**Your task**:
Your answer should be one number: how many lines of the data include the string "made"?

════════

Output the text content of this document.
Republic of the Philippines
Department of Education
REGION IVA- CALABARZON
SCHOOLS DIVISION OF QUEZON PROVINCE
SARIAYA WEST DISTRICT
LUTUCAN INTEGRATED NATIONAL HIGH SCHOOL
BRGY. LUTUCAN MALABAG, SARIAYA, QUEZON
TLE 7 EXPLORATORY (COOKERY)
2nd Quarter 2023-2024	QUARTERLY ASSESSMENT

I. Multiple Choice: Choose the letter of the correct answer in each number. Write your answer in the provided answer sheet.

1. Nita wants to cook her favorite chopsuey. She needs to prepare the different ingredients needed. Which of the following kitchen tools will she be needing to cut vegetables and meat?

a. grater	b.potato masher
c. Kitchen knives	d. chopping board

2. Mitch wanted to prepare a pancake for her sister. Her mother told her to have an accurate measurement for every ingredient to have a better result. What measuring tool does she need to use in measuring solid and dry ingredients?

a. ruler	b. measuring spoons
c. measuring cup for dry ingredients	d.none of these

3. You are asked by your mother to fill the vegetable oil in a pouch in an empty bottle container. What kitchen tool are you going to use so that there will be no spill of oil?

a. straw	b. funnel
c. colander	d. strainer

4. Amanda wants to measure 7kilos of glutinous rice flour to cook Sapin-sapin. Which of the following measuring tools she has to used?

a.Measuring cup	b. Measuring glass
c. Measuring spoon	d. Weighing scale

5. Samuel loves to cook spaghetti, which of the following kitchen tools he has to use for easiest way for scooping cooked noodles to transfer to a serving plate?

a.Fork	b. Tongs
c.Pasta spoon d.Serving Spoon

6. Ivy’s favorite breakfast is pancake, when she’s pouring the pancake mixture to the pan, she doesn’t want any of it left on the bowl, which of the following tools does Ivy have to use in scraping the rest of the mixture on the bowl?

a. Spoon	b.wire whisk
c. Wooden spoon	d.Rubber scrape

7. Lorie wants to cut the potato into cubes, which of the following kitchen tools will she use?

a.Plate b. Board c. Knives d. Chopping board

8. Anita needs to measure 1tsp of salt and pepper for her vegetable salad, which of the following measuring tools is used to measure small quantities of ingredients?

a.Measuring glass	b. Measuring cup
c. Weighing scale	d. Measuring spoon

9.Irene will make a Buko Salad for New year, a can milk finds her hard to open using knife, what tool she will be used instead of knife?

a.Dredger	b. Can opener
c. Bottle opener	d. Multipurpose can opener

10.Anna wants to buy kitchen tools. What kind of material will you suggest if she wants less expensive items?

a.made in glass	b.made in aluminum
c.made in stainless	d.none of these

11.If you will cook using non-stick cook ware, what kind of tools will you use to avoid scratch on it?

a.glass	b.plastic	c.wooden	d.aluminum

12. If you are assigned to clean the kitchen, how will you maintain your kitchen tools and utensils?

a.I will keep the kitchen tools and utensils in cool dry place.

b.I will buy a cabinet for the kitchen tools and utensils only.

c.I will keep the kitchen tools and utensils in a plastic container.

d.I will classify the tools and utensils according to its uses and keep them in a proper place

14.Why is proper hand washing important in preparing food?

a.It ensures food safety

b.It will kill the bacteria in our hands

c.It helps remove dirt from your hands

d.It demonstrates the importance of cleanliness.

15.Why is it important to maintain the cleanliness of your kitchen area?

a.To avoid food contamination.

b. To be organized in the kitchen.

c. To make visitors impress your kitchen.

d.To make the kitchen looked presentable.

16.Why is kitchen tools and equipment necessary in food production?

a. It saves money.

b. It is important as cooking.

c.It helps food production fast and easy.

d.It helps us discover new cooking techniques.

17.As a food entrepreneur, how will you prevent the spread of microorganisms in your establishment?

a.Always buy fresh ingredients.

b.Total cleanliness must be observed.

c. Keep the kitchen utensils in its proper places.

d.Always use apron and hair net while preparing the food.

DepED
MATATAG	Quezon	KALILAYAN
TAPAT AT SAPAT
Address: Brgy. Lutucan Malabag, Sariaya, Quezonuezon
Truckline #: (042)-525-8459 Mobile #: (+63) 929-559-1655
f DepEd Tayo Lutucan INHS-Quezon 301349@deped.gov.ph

════════

**Completed task**:
2